Data entries
[BEGIN]

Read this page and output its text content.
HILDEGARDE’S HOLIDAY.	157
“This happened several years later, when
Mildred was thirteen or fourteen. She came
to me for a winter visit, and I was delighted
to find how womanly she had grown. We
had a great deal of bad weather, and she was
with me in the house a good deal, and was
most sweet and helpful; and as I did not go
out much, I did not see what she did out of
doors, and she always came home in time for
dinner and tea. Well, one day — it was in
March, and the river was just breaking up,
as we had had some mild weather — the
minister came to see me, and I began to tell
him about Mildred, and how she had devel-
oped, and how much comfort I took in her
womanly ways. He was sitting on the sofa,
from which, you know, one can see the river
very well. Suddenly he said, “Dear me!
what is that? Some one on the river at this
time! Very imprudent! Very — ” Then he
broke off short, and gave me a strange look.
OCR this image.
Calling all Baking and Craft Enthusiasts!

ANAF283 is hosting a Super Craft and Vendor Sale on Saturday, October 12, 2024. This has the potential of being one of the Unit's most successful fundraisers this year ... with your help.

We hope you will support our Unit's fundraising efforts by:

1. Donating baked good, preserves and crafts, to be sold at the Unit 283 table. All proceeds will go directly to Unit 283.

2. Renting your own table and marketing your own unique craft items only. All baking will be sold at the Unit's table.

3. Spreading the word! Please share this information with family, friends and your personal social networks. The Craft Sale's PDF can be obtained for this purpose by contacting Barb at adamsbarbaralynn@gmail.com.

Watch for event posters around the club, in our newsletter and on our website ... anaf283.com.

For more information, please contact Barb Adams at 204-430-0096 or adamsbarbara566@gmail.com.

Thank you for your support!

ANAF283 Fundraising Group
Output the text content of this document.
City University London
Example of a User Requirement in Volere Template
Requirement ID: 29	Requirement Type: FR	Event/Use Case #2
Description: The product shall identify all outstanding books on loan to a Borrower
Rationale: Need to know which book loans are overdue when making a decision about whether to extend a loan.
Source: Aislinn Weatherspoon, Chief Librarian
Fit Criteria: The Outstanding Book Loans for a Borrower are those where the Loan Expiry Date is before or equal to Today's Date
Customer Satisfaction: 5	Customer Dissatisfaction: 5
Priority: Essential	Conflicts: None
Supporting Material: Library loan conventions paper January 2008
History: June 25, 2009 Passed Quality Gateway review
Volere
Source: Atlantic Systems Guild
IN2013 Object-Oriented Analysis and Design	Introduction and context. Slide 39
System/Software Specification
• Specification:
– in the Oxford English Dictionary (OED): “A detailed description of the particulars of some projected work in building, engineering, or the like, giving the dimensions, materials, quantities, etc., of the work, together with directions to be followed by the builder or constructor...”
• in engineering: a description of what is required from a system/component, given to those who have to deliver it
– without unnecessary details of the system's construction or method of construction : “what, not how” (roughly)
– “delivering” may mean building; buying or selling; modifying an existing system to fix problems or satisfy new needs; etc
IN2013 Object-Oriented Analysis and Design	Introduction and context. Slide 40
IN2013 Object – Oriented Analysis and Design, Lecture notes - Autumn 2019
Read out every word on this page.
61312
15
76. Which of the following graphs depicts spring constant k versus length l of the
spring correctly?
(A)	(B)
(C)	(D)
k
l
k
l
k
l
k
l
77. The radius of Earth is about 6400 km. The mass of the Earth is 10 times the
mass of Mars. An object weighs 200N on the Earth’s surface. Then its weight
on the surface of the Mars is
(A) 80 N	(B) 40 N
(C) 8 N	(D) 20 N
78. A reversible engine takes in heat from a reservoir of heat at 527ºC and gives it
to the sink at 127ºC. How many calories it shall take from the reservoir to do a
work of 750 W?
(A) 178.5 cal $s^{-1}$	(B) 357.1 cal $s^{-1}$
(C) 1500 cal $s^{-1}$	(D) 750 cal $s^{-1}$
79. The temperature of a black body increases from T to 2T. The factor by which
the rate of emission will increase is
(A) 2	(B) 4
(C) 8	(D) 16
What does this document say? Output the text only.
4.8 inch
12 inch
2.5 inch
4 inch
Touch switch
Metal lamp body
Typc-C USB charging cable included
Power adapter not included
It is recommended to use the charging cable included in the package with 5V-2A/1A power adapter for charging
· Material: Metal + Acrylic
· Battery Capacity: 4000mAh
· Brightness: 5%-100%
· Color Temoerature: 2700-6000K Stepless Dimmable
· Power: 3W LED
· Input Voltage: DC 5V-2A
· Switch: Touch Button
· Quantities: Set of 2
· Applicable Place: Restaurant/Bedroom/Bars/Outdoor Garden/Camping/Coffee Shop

[END]

Quote the entire listing above exactly.

Answer to the task:
Read this page and output its text content.
HILDEGARDE’S HOLIDAY.	157
“This happened several years later, when
Mildred was thirteen or fourteen. She came
to me for a winter visit, and I was delighted
to find how womanly she had grown. We
had a great deal of bad weather, and she was
with me in the house a good deal, and was
most sweet and helpful; and as I did not go
out much, I did not see what she did out of
doors, and she always came home in time for
dinner and tea. Well, one day — it was in
March, and the river was just breaking up,
as we had had some mild weather — the
minister came to see me, and I began to tell
him about Mildred, and how she had devel-
oped, and how much comfort I took in her
womanly ways. He was sitting on the sofa,
from which, you know, one can see the river
very well. Suddenly he said, “Dear me!
what is that? Some one on the river at this
time! Very imprudent! Very — ” Then he
broke off short, and gave me a strange look.
OCR this image.
Calling all Baking and Craft Enthusiasts!

ANAF283 is hosting a Super Craft and Vendor Sale on Saturday, October 12, 2024. This has the potential of being one of the Unit's most successful fundraisers this year ... with your help.

We hope you will support our Unit's fundraising efforts by:

1. Donating baked good, preserves and crafts, to be sold at the Unit 283 table. All proceeds will go directly to Unit 283.

2. Renting your own table and marketing your own unique craft items only. All baking will be sold at the Unit's table.

3. Spreading the word! Please share this information with family, friends and your personal social networks. The Craft Sale's PDF can be obtained for this purpose by contacting Barb at adamsbarbaralynn@gmail.com.

Watch for event posters around the club, in our newsletter and on our website ... anaf283.com.

For more information, please contact Barb Adams at 204-430-0096 or adamsbarbara566@gmail.com.

Thank you for your support!

ANAF283 Fundraising Group
Output the text content of this document.
City University London
Example of a User Requirement in Volere Template
Requirement ID: 29	Requirement Type: FR	Event/Use Case #2
Description: The product shall identify all outstanding books on loan to a Borrower
Rationale: Need to know which book loans are overdue when making a decision about whether to extend a loan.
Source: Aislinn Weatherspoon, Chief Librarian
Fit Criteria: The Outstanding Book Loans for a Borrower are those where the Loan Expiry Date is before or equal to Today's Date
Customer Satisfaction: 5	Customer Dissatisfaction: 5
Priority: Essential	Conflicts: None
Supporting Material: Library loan conventions paper January 2008
History: June 25, 2009 Passed Quality Gateway review
Volere
Source: Atlantic Systems Guild
IN2013 Object-Oriented Analysis and Design	Introduction and context. Slide 39
System/Software Specification
• Specification:
– in the Oxford English Dictionary (OED): “A detailed description of the particulars of some projected work in building, engineering, or the like, giving the dimensions, materials, quantities, etc., of the work, together with directions to be followed by the builder or constructor...”
• in engineering: a description of what is required from a system/component, given to those who have to deliver it
– without unnecessary details of the system's construction or method of construction : “what, not how” (roughly)
– “delivering” may mean building; buying or selling; modifying an existing system to fix problems or satisfy new needs; etc
IN2013 Object-Oriented Analysis and Design	Introduction and context. Slide 40
IN2013 Object – Oriented Analysis and Design, Lecture notes - Autumn 2019
Read out every word on this page.
61312
15
76. Which of the following graphs depicts spring constant k versus length l of the
spring correctly?
(A)	(B)
(C)	(D)
k
l
k
l
k
l
k
l
77. The radius of Earth is about 6400 km. The mass of the Earth is 10 times the
mass of Mars. An object weighs 200N on the Earth’s surface. Then its weight
on the surface of the Mars is
(A) 80 N	(B) 40 N
(C) 8 N	(D) 20 N
78. A reversible engine takes in heat from a reservoir of heat at 527ºC and gives it
to the sink at 127ºC. How many calories it shall take from the reservoir to do a
work of 750 W?
(A) 178.5 cal $s^{-1}$	(B) 357.1 cal $s^{-1}$
(C) 1500 cal $s^{-1}$	(D) 750 cal $s^{-1}$
79. The temperature of a black body increases from T to 2T. The factor by which
the rate of emission will increase is
(A) 2	(B) 4
(C) 8	(D) 16
What does this document say? Output the text only.
4.8 inch
12 inch
2.5 inch
4 inch
Touch switch
Metal lamp body
Typc-C USB charging cable included
Power adapter not included
It is recommended to use the charging cable included in the package with 5V-2A/1A power adapter for charging
· Material: Metal + Acrylic
· Battery Capacity: 4000mAh
· Brightness: 5%-100%
· Color Temoerature: 2700-6000K Stepless Dimmable
· Power: 3W LED
· Input Voltage: DC 5V-2A
· Switch: Touch Button
· Quantities: Set of 2
· Applicable Place: Restaurant/Bedroom/Bars/Outdoor Garden/Camping/Coffee Shop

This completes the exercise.